### Task statement
Repeat the lines that follow, leaving nothing out.
------------------------------------------------------------------------
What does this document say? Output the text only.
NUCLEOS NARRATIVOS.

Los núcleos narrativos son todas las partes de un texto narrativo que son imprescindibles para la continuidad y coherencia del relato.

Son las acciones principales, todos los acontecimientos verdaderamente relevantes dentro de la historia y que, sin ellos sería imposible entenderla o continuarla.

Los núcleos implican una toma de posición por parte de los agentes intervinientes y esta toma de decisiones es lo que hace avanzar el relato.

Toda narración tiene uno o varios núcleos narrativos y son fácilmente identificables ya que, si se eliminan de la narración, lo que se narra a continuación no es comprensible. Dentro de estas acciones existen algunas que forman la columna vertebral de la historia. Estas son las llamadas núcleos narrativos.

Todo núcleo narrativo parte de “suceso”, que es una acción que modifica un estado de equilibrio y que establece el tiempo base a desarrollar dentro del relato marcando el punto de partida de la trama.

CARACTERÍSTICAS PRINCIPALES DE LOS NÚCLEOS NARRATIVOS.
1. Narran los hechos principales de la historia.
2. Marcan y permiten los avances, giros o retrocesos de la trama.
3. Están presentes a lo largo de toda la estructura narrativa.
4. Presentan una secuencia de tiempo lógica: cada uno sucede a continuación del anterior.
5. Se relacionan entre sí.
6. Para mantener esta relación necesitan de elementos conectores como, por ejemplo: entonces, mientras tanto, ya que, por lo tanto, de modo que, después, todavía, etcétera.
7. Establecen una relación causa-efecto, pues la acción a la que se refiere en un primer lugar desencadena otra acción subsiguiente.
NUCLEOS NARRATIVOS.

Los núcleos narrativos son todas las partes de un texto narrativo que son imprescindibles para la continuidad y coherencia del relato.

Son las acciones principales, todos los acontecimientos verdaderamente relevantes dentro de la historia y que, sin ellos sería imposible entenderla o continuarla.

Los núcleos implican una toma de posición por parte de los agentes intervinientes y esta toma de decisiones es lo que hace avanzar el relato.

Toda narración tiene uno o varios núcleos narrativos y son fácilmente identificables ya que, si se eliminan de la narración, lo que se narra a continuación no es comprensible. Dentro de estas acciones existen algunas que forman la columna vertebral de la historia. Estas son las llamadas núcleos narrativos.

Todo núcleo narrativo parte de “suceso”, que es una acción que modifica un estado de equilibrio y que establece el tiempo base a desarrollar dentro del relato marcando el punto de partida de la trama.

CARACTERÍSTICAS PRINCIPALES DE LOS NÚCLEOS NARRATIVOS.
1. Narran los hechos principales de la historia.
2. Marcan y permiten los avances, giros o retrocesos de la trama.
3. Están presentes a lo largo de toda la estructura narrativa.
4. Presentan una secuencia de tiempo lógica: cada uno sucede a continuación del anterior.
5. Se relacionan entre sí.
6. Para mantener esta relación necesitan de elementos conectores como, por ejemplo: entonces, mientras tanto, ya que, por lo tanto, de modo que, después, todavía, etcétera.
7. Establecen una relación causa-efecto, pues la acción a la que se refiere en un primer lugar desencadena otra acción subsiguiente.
------------------------------------------------------------------------
### Exercise solution
What does this document say? Output the text only.
NUCLEOS NARRATIVOS.

Los núcleos narrativos son todas las partes de un texto narrativo que son imprescindibles para la continuidad y coherencia del relato.

Son las acciones principales, todos los acontecimientos verdaderamente relevantes dentro de la historia y que, sin ellos sería imposible entenderla o continuarla.

Los núcleos implican una toma de posición por parte de los agentes intervinientes y esta toma de decisiones es lo que hace avanzar el relato.

Toda narración tiene uno o varios núcleos narrativos y son fácilmente identificables ya que, si se eliminan de la narración, lo que se narra a continuación no es comprensible. Dentro de estas acciones existen algunas que forman la columna vertebral de la historia. Estas son las llamadas núcleos narrativos.

Todo núcleo narrativo parte de “suceso”, que es una acción que modifica un estado de equilibrio y que establece el tiempo base a desarrollar dentro del relato marcando el punto de partida de la trama.

CARACTERÍSTICAS PRINCIPALES DE LOS NÚCLEOS NARRATIVOS.
1. Narran los hechos principales de la historia.
2. Marcan y permiten los avances, giros o retrocesos de la trama.
3. Están presentes a lo largo de toda la estructura narrativa.
4. Presentan una secuencia de tiempo lógica: cada uno sucede a continuación del anterior.
5. Se relacionan entre sí.
6. Para mantener esta relación necesitan de elementos conectores como, por ejemplo: entonces, mientras tanto, ya que, por lo tanto, de modo que, después, todavía, etcétera.
7. Establecen una relación causa-efecto, pues la acción a la que se refiere en un primer lugar desencadena otra acción subsiguiente.
NUCLEOS NARRATIVOS.

Los núcleos narrativos son todas las partes de un texto narrativo que son imprescindibles para la continuidad y coherencia del relato.

Son las acciones principales, todos los acontecimientos verdaderamente relevantes dentro de la historia y que, sin ellos sería imposible entenderla o continuarla.

Los núcleos implican una toma de posición por parte de los agentes intervinientes y esta toma de decisiones es lo que hace avanzar el relato.

Toda narración tiene uno o varios núcleos narrativos y son fácilmente identificables ya que, si se eliminan de la narración, lo que se narra a continuación no es comprensible. Dentro de estas acciones existen algunas que forman la columna vertebral de la historia. Estas son las llamadas núcleos narrativos.

Todo núcleo narrativo parte de “suceso”, que es una acción que modifica un estado de equilibrio y que establece el tiempo base a desarrollar dentro del relato marcando el punto de partida de la trama.

CARACTERÍSTICAS PRINCIPALES DE LOS NÚCLEOS NARRATIVOS.
1. Narran los hechos principales de la historia.
2. Marcan y permiten los avances, giros o retrocesos de la trama.
3. Están presentes a lo largo de toda la estructura narrativa.
4. Presentan una secuencia de tiempo lógica: cada uno sucede a continuación del anterior.
5. Se relacionan entre sí.
6. Para mantener esta relación necesitan de elementos conectores como, por ejemplo: entonces, mientras tanto, ya que, por lo tanto, de modo que, después, todavía, etcétera.
7. Establecen una relación causa-efecto, pues la acción a la que se refiere en un primer lugar desencadena otra acción subsiguiente.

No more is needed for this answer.